#### [Input rows]
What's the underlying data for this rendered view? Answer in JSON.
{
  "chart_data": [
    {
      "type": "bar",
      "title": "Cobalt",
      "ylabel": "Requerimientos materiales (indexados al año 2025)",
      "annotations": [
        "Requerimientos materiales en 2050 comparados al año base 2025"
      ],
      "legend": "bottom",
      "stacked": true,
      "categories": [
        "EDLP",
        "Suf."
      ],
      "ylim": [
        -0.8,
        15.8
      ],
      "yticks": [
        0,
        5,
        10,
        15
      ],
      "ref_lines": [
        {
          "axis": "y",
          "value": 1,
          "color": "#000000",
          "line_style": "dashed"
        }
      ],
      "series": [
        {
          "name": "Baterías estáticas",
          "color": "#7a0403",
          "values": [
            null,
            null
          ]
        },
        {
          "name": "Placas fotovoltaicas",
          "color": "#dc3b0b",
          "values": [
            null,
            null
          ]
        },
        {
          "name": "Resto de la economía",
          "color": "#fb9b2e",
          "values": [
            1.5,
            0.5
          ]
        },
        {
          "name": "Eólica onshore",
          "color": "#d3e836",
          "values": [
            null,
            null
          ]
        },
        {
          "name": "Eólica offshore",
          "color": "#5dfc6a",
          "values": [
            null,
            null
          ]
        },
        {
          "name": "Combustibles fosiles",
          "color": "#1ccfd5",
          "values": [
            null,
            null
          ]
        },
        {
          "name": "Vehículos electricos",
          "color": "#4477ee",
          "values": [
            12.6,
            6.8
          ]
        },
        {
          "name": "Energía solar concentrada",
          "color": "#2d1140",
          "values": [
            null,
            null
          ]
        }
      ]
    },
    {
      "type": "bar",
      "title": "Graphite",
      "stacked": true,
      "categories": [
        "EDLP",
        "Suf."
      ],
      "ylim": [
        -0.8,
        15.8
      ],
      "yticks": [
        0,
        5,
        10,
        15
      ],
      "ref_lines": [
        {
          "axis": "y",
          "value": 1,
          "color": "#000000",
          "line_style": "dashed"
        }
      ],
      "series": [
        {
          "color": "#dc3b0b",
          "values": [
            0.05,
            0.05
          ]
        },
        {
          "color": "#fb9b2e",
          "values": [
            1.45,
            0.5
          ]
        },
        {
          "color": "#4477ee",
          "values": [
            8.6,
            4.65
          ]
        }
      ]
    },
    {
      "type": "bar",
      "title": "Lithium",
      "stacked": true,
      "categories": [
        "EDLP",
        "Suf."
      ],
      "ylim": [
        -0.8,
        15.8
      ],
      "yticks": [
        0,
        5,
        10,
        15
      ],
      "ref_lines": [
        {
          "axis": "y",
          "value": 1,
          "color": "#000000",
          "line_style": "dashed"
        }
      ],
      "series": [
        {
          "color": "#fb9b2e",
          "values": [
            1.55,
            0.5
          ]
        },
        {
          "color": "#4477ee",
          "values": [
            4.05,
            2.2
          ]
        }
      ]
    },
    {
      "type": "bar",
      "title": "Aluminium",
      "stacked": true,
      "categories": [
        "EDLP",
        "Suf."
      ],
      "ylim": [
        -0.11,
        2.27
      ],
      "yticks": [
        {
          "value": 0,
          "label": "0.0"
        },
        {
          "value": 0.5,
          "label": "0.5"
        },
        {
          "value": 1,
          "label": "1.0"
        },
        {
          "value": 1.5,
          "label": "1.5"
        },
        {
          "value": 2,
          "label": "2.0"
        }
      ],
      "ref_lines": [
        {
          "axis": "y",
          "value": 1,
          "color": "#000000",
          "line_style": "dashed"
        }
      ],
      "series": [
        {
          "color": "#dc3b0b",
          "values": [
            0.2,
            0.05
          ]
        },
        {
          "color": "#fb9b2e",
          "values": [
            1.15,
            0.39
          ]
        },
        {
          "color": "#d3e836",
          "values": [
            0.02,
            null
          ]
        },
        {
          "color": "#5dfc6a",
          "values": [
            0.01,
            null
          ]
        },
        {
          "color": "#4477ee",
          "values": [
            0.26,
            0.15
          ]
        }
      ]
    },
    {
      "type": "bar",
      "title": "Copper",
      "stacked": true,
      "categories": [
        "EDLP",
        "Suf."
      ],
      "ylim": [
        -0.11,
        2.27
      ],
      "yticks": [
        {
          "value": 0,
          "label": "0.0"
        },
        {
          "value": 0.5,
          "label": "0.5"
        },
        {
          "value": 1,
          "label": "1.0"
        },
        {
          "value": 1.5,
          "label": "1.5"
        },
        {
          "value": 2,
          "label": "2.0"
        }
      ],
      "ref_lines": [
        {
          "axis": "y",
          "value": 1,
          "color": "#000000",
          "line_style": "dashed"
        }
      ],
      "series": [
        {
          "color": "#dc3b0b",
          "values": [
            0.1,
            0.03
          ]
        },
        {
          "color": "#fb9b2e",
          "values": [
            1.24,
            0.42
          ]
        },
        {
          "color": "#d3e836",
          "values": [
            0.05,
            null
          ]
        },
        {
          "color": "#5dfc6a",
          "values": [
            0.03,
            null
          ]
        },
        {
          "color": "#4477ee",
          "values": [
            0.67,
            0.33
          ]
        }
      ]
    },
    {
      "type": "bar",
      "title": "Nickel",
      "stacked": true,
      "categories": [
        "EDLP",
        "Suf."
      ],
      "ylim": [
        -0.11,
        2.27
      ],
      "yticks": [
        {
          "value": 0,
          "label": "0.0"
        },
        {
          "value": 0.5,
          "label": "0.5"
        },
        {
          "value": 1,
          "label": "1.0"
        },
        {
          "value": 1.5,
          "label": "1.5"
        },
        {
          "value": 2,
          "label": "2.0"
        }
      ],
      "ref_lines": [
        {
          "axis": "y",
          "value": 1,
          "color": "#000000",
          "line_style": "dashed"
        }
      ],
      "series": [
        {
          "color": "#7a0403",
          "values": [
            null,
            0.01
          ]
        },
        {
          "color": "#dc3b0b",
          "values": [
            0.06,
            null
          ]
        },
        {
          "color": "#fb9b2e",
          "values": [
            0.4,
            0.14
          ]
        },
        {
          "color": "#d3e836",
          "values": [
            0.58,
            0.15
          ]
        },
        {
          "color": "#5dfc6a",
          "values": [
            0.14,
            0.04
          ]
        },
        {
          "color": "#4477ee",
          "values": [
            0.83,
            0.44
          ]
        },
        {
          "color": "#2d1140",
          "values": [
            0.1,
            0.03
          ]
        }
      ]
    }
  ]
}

#### [What is asked]
Reproduce the records in full, exactly as written.

#### [Completed task]
What's the underlying data for this rendered view? Answer in JSON.
{
  "chart_data": [
    {
      "type": "bar",
      "title": "Cobalt",
      "ylabel": "Requerimientos materiales (indexados al año 2025)",
      "annotations": [
        "Requerimientos materiales en 2050 comparados al año base 2025"
      ],
      "legend": "bottom",
      "stacked": true,
      "categories": [
        "EDLP",
        "Suf."
      ],
      "ylim": [
        -0.8,
        15.8
      ],
      "yticks": [
        0,
        5,
        10,
        15
      ],
      "ref_lines": [
        {
          "axis": "y",
          "value": 1,
          "color": "#000000",
          "line_style": "dashed"
        }
      ],
      "series": [
        {
          "name": "Baterías estáticas",
          "color": "#7a0403",
          "values": [
            null,
            null
          ]
        },
        {
          "name": "Placas fotovoltaicas",
          "color": "#dc3b0b",
          "values": [
            null,
            null
          ]
        },
        {
          "name": "Resto de la economía",
          "color": "#fb9b2e",
          "values": [
            1.5,
            0.5
          ]
        },
        {
          "name": "Eólica onshore",
          "color": "#d3e836",
          "values": [
            null,
            null
          ]
        },
        {
          "name": "Eólica offshore",
          "color": "#5dfc6a",
          "values": [
            null,
            null
          ]
        },
        {
          "name": "Combustibles fosiles",
          "color": "#1ccfd5",
          "values": [
            null,
            null
          ]
        },
        {
          "name": "Vehículos electricos",
          "color": "#4477ee",
          "values": [
            12.6,
            6.8
          ]
        },
        {
          "name": "Energía solar concentrada",
          "color": "#2d1140",
          "values": [
            null,
            null
          ]
        }
      ]
    },
    {
      "type": "bar",
      "title": "Graphite",
      "stacked": true,
      "categories": [
        "EDLP",
        "Suf."
      ],
      "ylim": [
        -0.8,
        15.8
      ],
      "yticks": [
        0,
        5,
        10,
        15
      ],
      "ref_lines": [
        {
          "axis": "y",
          "value": 1,
          "color": "#000000",
          "line_style": "dashed"
        }
      ],
      "series": [
        {
          "color": "#dc3b0b",
          "values": [
            0.05,
            0.05
          ]
        },
        {
          "color": "#fb9b2e",
          "values": [
            1.45,
            0.5
          ]
        },
        {
          "color": "#4477ee",
          "values": [
            8.6,
            4.65
          ]
        }
      ]
    },
    {
      "type": "bar",
      "title": "Lithium",
      "stacked": true,
      "categories": [
        "EDLP",
        "Suf."
      ],
      "ylim": [
        -0.8,
        15.8
      ],
      "yticks": [
        0,
        5,
        10,
        15
      ],
      "ref_lines": [
        {
          "axis": "y",
          "value": 1,
          "color": "#000000",
          "line_style": "dashed"
        }
      ],
      "series": [
        {
          "color": "#fb9b2e",
          "values": [
            1.55,
            0.5
          ]
        },
        {
          "color": "#4477ee",
          "values": [
            4.05,
            2.2
          ]
        }
      ]
    },
    {
      "type": "bar",
      "title": "Aluminium",
      "stacked": true,
      "categories": [
        "EDLP",
        "Suf."
      ],
      "ylim": [
        -0.11,
        2.27
      ],
      "yticks": [
        {
          "value": 0,
          "label": "0.0"
        },
        {
          "value": 0.5,
          "label": "0.5"
        },
        {
          "value": 1,
          "label": "1.0"
        },
        {
          "value": 1.5,
          "label": "1.5"
        },
        {
          "value": 2,
          "label": "2.0"
        }
      ],
      "ref_lines": [
        {
          "axis": "y",
          "value": 1,
          "color": "#000000",
          "line_style": "dashed"
        }
      ],
      "series": [
        {
          "color": "#dc3b0b",
          "values": [
            0.2,
            0.05
          ]
        },
        {
          "color": "#fb9b2e",
          "values": [
            1.15,
            0.39
          ]
        },
        {
          "color": "#d3e836",
          "values": [
            0.02,
            null
          ]
        },
        {
          "color": "#5dfc6a",
          "values": [
            0.01,
            null
          ]
        },
        {
          "color": "#4477ee",
          "values": [
            0.26,
            0.15
          ]
        }
      ]
    },
    {
      "type": "bar",
      "title": "Copper",
      "stacked": true,
      "categories": [
        "EDLP",
        "Suf."
      ],
      "ylim": [
        -0.11,
        2.27
      ],
      "yticks": [
        {
          "value": 0,
          "label": "0.0"
        },
        {
          "value": 0.5,
          "label": "0.5"
        },
        {
          "value": 1,
          "label": "1.0"
        },
        {
          "value": 1.5,
          "label": "1.5"
        },
        {
          "value": 2,
          "label": "2.0"
        }
      ],
      "ref_lines": [
        {
          "axis": "y",
          "value": 1,
          "color": "#000000",
          "line_style": "dashed"
        }
      ],
      "series": [
        {
          "color": "#dc3b0b",
          "values": [
            0.1,
            0.03
          ]
        },
        {
          "color": "#fb9b2e",
          "values": [
            1.24,
            0.42
          ]
        },
        {
          "color": "#d3e836",
          "values": [
            0.05,
            null
          ]
        },
        {
          "color": "#5dfc6a",
          "values": [
            0.03,
            null
          ]
        },
        {
          "color": "#4477ee",
          "values": [
            0.67,
            0.33
          ]
        }
      ]
    },
    {
      "type": "bar",
      "title": "Nickel",
      "stacked": true,
      "categories": [
        "EDLP",
        "Suf."
      ],
      "ylim": [
        -0.11,
        2.27
      ],
      "yticks": [
        {
          "value": 0,
          "label": "0.0"
        },
        {
          "value": 0.5,
          "label": "0.5"
        },
        {
          "value": 1,
          "label": "1.0"
        },
        {
          "value": 1.5,
          "label": "1.5"
        },
        {
          "value": 2,
          "label": "2.0"
        }
      ],
      "ref_lines": [
        {
          "axis": "y",
          "value": 1,
          "color": "#000000",
          "line_style": "dashed"
        }
      ],
      "series": [
        {
          "color": "#7a0403",
          "values": [
            null,
            0.01
          ]
        },
        {
          "color": "#dc3b0b",
          "values": [
            0.06,
            null
          ]
        },
        {
          "color": "#fb9b2e",
          "values": [
            0.4,
            0.14
          ]
        },
        {
          "color": "#d3e836",
          "values": [
            0.58,
            0.15
          ]
        },
        {
          "color": "#5dfc6a",
          "values": [
            0.14,
            0.04
          ]
        },
        {
          "color": "#4477ee",
          "values": [
            0.83,
            0.44
          ]
        },
        {
          "color": "#2d1140",
          "values": [
            0.1,
            0.03
          ]
        }
      ]
    }
  ]
}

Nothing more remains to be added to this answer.